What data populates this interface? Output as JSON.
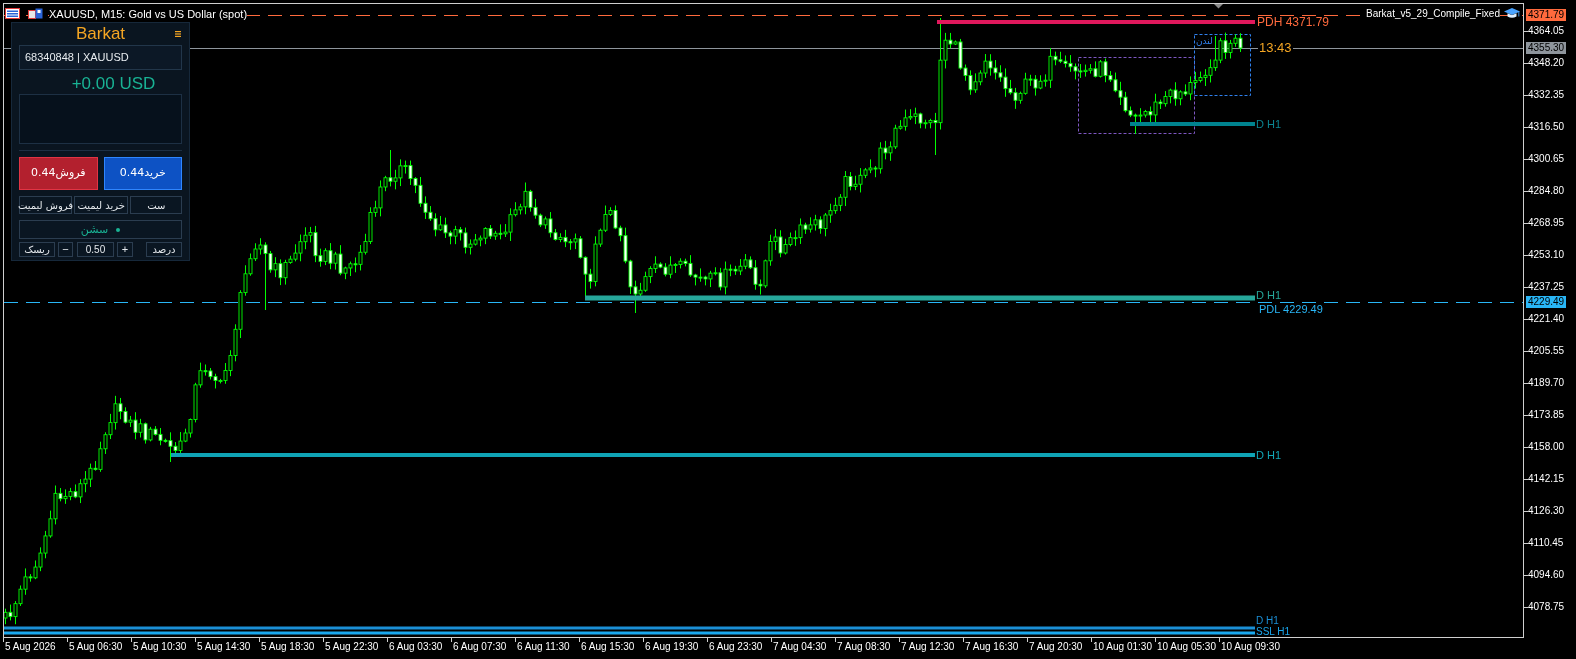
{
  "chart": {
    "title": "XAUUSD, M15: Gold vs US Dollar (spot)",
    "indicator": "Barkat_v5_29_Compile_Fixed",
    "timer": "13:43",
    "price_lines": [
      {
        "kind": "dashed",
        "tag": "4371.79",
        "color": "#ff6a3d"
      },
      {
        "kind": "solid",
        "tag": "4355.30",
        "color": "#8e959c"
      },
      {
        "kind": "dashed",
        "tag": "4229.49",
        "color": "#29b6f6"
      }
    ],
    "level_lines": [
      {
        "color": "#e0185c"
      },
      {
        "color": "#00838f"
      },
      {
        "color": "#26a69a"
      },
      {
        "color": "#0fa3b5"
      },
      {
        "color": "#1b8fd6"
      },
      {
        "color": "#19a7ee"
      }
    ],
    "level_labels": [
      {
        "text": "PDH 4371.79",
        "color": "#ff6a3d"
      },
      {
        "text": "D H1",
        "color": "#0b8592"
      },
      {
        "text": "D H1",
        "color": "#26a69a"
      },
      {
        "text": "PDL 4229.49",
        "color": "#29b6f6"
      },
      {
        "text": "D H1",
        "color": "#12a7b8"
      },
      {
        "text": "D H1",
        "color": "#1b8fd6"
      },
      {
        "text": "SSL H1",
        "color": "#19a7ee"
      }
    ],
    "sessions": [
      {
        "color": "#7e57c2"
      },
      {
        "label": "لندن",
        "color": "#2f80ed"
      }
    ],
    "price_axis": [
      "4364.05",
      "4348.20",
      "4332.35",
      "4316.50",
      "4300.65",
      "4284.80",
      "4268.95",
      "4253.10",
      "4237.25",
      "4221.40",
      "4205.55",
      "4189.70",
      "4173.85",
      "4158.00",
      "4142.15",
      "4126.30",
      "4110.45",
      "4094.60",
      "4078.75"
    ],
    "time_axis": [
      "5 Aug 2026",
      "5 Aug 06:30",
      "5 Aug 10:30",
      "5 Aug 14:30",
      "5 Aug 18:30",
      "5 Aug 22:30",
      "6 Aug 03:30",
      "6 Aug 07:30",
      "6 Aug 11:30",
      "6 Aug 15:30",
      "6 Aug 19:30",
      "6 Aug 23:30",
      "7 Aug 04:30",
      "7 Aug 08:30",
      "7 Aug 12:30",
      "7 Aug 16:30",
      "7 Aug 20:30",
      "10 Aug 01:30",
      "10 Aug 05:30",
      "10 Aug 09:30"
    ]
  },
  "panel": {
    "title": "Barkat",
    "account": "68340848 | XAUUSD",
    "pnl": "+0.00 USD",
    "sell": "فروش0.44",
    "buy": "خرید0.44",
    "order_buttons": [
      "ست",
      "خرید لیمیت",
      "فروش لیمیت"
    ],
    "session": "سشن",
    "risk": "ریسک",
    "minus": "−",
    "lot": "0.50",
    "plus": "+",
    "percent": "درصد"
  }
}
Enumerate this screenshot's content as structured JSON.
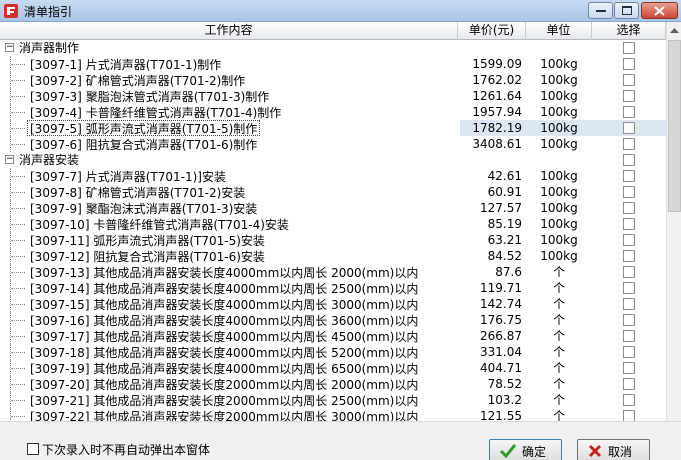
{
  "window": {
    "title": "清单指引",
    "controls": [
      "minimize",
      "maximize",
      "close"
    ]
  },
  "columns": {
    "name": "工作内容",
    "price": "单价(元)",
    "unit": "单位",
    "select": "选择"
  },
  "groups": [
    {
      "label": "消声器制作",
      "expander": "−",
      "items": [
        {
          "code": "[3097-1]",
          "name": "片式消声器(T701-1)制作",
          "price": "1599.09",
          "unit": "100kg",
          "selected": false
        },
        {
          "code": "[3097-2]",
          "name": "矿棉管式消声器(T701-2)制作",
          "price": "1762.02",
          "unit": "100kg",
          "selected": false
        },
        {
          "code": "[3097-3]",
          "name": "聚脂泡沫管式消声器(T701-3)制作",
          "price": "1261.64",
          "unit": "100kg",
          "selected": false
        },
        {
          "code": "[3097-4]",
          "name": "卡普隆纤维管式消声器(T701-4)制作",
          "price": "1957.94",
          "unit": "100kg",
          "selected": false
        },
        {
          "code": "[3097-5]",
          "name": "弧形声流式消声器(T701-5)制作",
          "price": "1782.19",
          "unit": "100kg",
          "selected": true
        },
        {
          "code": "[3097-6]",
          "name": "阻抗复合式消声器(T701-6)制作",
          "price": "3408.61",
          "unit": "100kg",
          "selected": false
        }
      ]
    },
    {
      "label": "消声器安装",
      "expander": "−",
      "items": [
        {
          "code": "[3097-7]",
          "name": "片式消声器(T701-1)]安装",
          "price": "42.61",
          "unit": "100kg",
          "selected": false
        },
        {
          "code": "[3097-8]",
          "name": "矿棉管式消声器(T701-2)安装",
          "price": "60.91",
          "unit": "100kg",
          "selected": false
        },
        {
          "code": "[3097-9]",
          "name": "聚酯泡沫式消声器(T701-3)安装",
          "price": "127.57",
          "unit": "100kg",
          "selected": false
        },
        {
          "code": "[3097-10]",
          "name": "卡普隆纤维管式消声器(T701-4)安装",
          "price": "85.19",
          "unit": "100kg",
          "selected": false
        },
        {
          "code": "[3097-11]",
          "name": "弧形声流式消声器(T701-5)安装",
          "price": "63.21",
          "unit": "100kg",
          "selected": false
        },
        {
          "code": "[3097-12]",
          "name": "阻抗复合式消声器(T701-6)安装",
          "price": "84.52",
          "unit": "100kg",
          "selected": false
        },
        {
          "code": "[3097-13]",
          "name": "其他成品消声器安装长度4000mm以内周长 2000(mm)以内",
          "price": "87.6",
          "unit": "个",
          "selected": false
        },
        {
          "code": "[3097-14]",
          "name": "其他成品消声器安装长度4000mm以内周长 2500(mm)以内",
          "price": "119.71",
          "unit": "个",
          "selected": false
        },
        {
          "code": "[3097-15]",
          "name": "其他成品消声器安装长度4000mm以内周长 3000(mm)以内",
          "price": "142.74",
          "unit": "个",
          "selected": false
        },
        {
          "code": "[3097-16]",
          "name": "其他成品消声器安装长度4000mm以内周长 3600(mm)以内",
          "price": "176.75",
          "unit": "个",
          "selected": false
        },
        {
          "code": "[3097-17]",
          "name": "其他成品消声器安装长度4000mm以内周长 4500(mm)以内",
          "price": "266.87",
          "unit": "个",
          "selected": false
        },
        {
          "code": "[3097-18]",
          "name": "其他成品消声器安装长度4000mm以内周长 5200(mm)以内",
          "price": "331.04",
          "unit": "个",
          "selected": false
        },
        {
          "code": "[3097-19]",
          "name": "其他成品消声器安装长度4000mm以内周长 6500(mm)以内",
          "price": "404.71",
          "unit": "个",
          "selected": false
        },
        {
          "code": "[3097-20]",
          "name": "其他成品消声器安装长度2000mm以内周长 2000(mm)以内",
          "price": "78.52",
          "unit": "个",
          "selected": false
        },
        {
          "code": "[3097-21]",
          "name": "其他成品消声器安装长度2000mm以内周长 2500(mm)以内",
          "price": "103.2",
          "unit": "个",
          "selected": false
        },
        {
          "code": "[3097-22]",
          "name": "其他成品消声器安装长度2000mm以内周长 3000(mm)以内",
          "price": "121.55",
          "unit": "个",
          "selected": false
        }
      ]
    }
  ],
  "footer": {
    "dont_show_label": "下次录入时不再自动弹出本窗体",
    "dont_show_checked": false,
    "ok_label": "确定",
    "cancel_label": "取消"
  },
  "colors": {
    "titlebar": "#b9cfed",
    "selected_row": "#dde7f3",
    "ok_icon": "#2e9a2e",
    "cancel_icon": "#c0281e"
  },
  "icons": {
    "app": "app-icon",
    "ok": "checkmark-icon",
    "cancel": "x-icon"
  }
}
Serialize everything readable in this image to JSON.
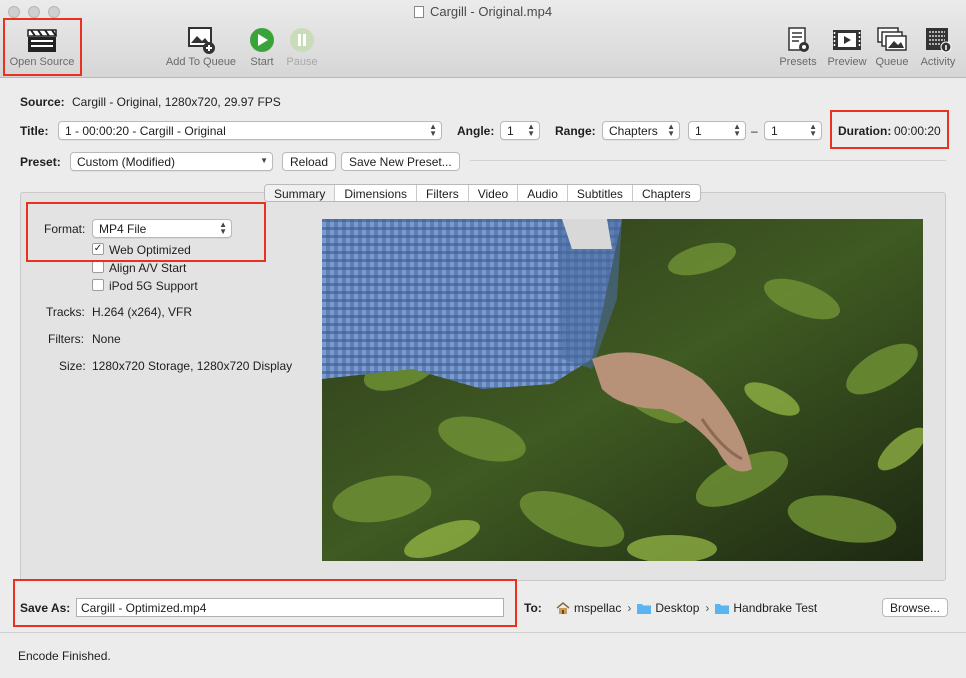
{
  "window": {
    "title": "Cargill - Original.mp4"
  },
  "toolbar": {
    "open_source": "Open Source",
    "add_to_queue": "Add To Queue",
    "start": "Start",
    "pause": "Pause",
    "presets": "Presets",
    "preview": "Preview",
    "queue": "Queue",
    "activity": "Activity"
  },
  "source": {
    "label": "Source:",
    "value": "Cargill - Original, 1280x720, 29.97 FPS"
  },
  "title_row": {
    "title_label": "Title:",
    "title_value": "1 - 00:00:20 - Cargill - Original",
    "angle_label": "Angle:",
    "angle_value": "1",
    "range_label": "Range:",
    "range_mode": "Chapters",
    "range_start": "1",
    "range_dash": "–",
    "range_end": "1",
    "duration_label": "Duration:",
    "duration_value": "00:00:20"
  },
  "preset_row": {
    "label": "Preset:",
    "value": "Custom (Modified)",
    "reload": "Reload",
    "save_new": "Save New Preset..."
  },
  "tabs": [
    "Summary",
    "Dimensions",
    "Filters",
    "Video",
    "Audio",
    "Subtitles",
    "Chapters"
  ],
  "summary": {
    "format_label": "Format:",
    "format_value": "MP4 File",
    "web_optimized": "Web Optimized",
    "web_optimized_checked": true,
    "align_av": "Align A/V Start",
    "align_av_checked": false,
    "ipod": "iPod 5G Support",
    "ipod_checked": false,
    "tracks_label": "Tracks:",
    "tracks_value": "H.264 (x264), VFR",
    "filters_label": "Filters:",
    "filters_value": "None",
    "size_label": "Size:",
    "size_value": "1280x720 Storage, 1280x720 Display"
  },
  "save_row": {
    "label": "Save As:",
    "value": "Cargill - Optimized.mp4",
    "to_label": "To:",
    "path": [
      "mspellac",
      "Desktop",
      "Handbrake Test"
    ],
    "separator": "›",
    "browse": "Browse..."
  },
  "status": {
    "text": "Encode Finished."
  },
  "colors": {
    "highlight": "#e8321f",
    "start_green": "#3aa33a",
    "folder_blue": "#59b4f0"
  }
}
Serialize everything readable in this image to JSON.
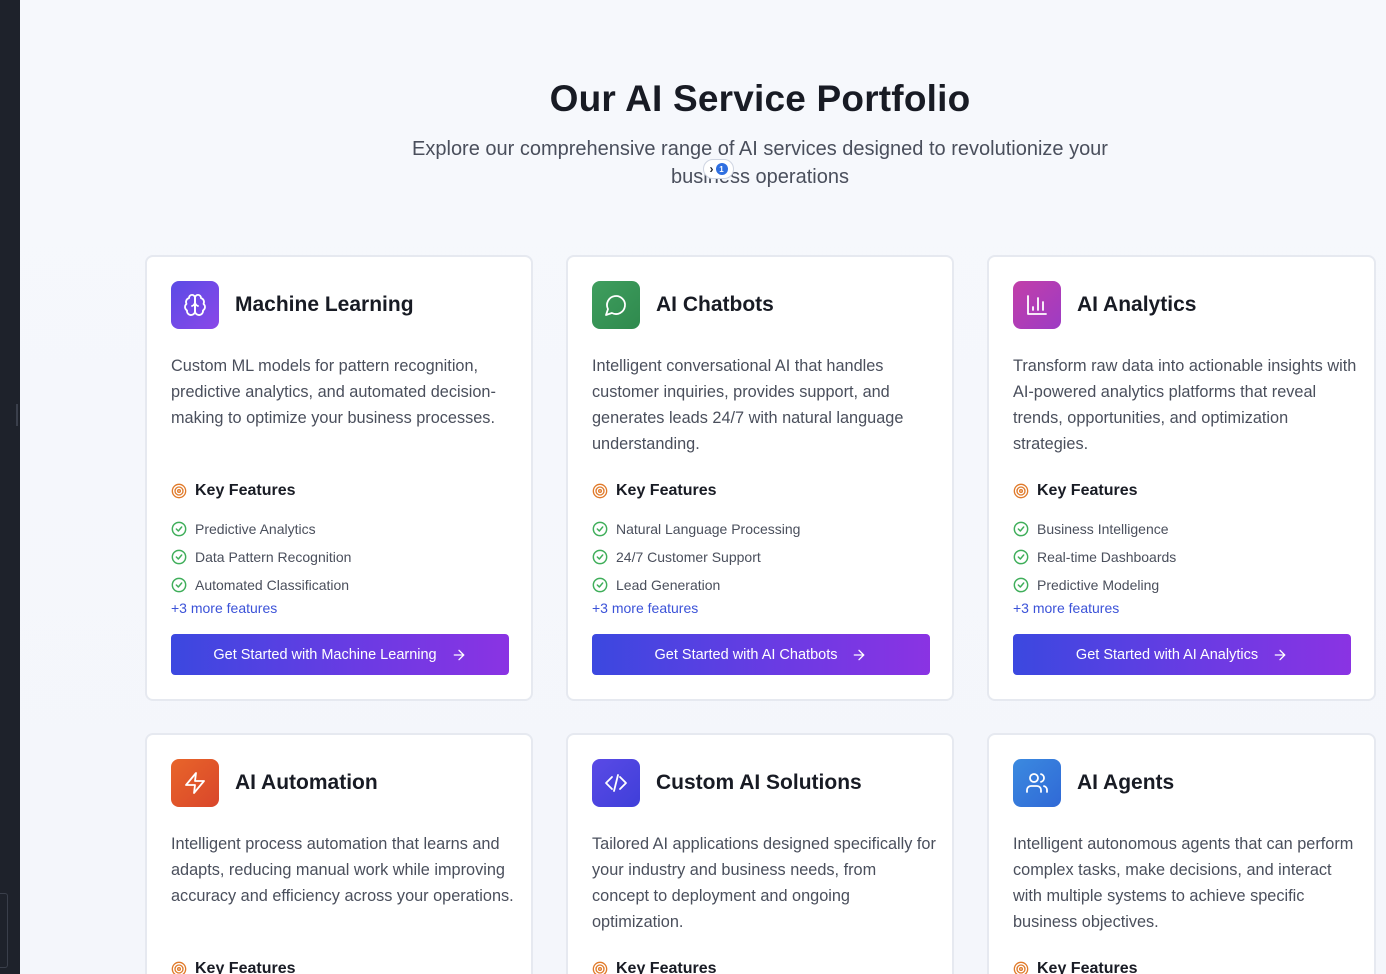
{
  "header": {
    "title": "Our AI Service Portfolio",
    "subtitle": "Explore our comprehensive range of AI services designed to revolutionize your business operations"
  },
  "colors": {
    "accent": "#3b52d8",
    "cta_gradient_start": "#3b48e0",
    "cta_gradient_end": "#8a33e3",
    "check": "#3fae5a",
    "target": "#e07a2a"
  },
  "key_features_label": "Key Features",
  "cards": [
    {
      "title": "Machine Learning",
      "icon": "brain-icon",
      "icon_gradient": [
        "#5b4be6",
        "#8a48e8"
      ],
      "description": "Custom ML models for pattern recognition, predictive analytics, and automated decision-making to optimize your business processes.",
      "features": [
        "Predictive Analytics",
        "Data Pattern Recognition",
        "Automated Classification"
      ],
      "more": "+3 more features",
      "cta": "Get Started with Machine Learning"
    },
    {
      "title": "AI Chatbots",
      "icon": "chat-bubble-icon",
      "icon_gradient": [
        "#3f9e5e",
        "#2f8a4e"
      ],
      "description": "Intelligent conversational AI that handles customer inquiries, provides support, and generates leads 24/7 with natural language understanding.",
      "features": [
        "Natural Language Processing",
        "24/7 Customer Support",
        "Lead Generation"
      ],
      "more": "+3 more features",
      "cta": "Get Started with AI Chatbots"
    },
    {
      "title": "AI Analytics",
      "icon": "bar-chart-icon",
      "icon_gradient": [
        "#c23fa9",
        "#9d3bc4"
      ],
      "description": "Transform raw data into actionable insights with AI-powered analytics platforms that reveal trends, opportunities, and optimization strategies.",
      "features": [
        "Business Intelligence",
        "Real-time Dashboards",
        "Predictive Modeling"
      ],
      "more": "+3 more features",
      "cta": "Get Started with AI Analytics"
    },
    {
      "title": "AI Automation",
      "icon": "lightning-icon",
      "icon_gradient": [
        "#e8652a",
        "#d9462b"
      ],
      "description": "Intelligent process automation that learns and adapts, reducing manual work while improving accuracy and efficiency across your operations.",
      "key_features": "Key Features"
    },
    {
      "title": "Custom AI Solutions",
      "icon": "code-icon",
      "icon_gradient": [
        "#5a4ae6",
        "#3f3fd9"
      ],
      "description": "Tailored AI applications designed specifically for your industry and business needs, from concept to deployment and ongoing optimization.",
      "key_features": "Key Features"
    },
    {
      "title": "AI Agents",
      "icon": "users-icon",
      "icon_gradient": [
        "#3b8ae0",
        "#3069d6"
      ],
      "description": "Intelligent autonomous agents that can perform complex tasks, make decisions, and interact with multiple systems to achieve specific business objectives.",
      "key_features": "Key Features"
    }
  ]
}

Task to complete:
Tally up the lines with the word "Started" in them, and answer with that number by itself.

Result of the task:
3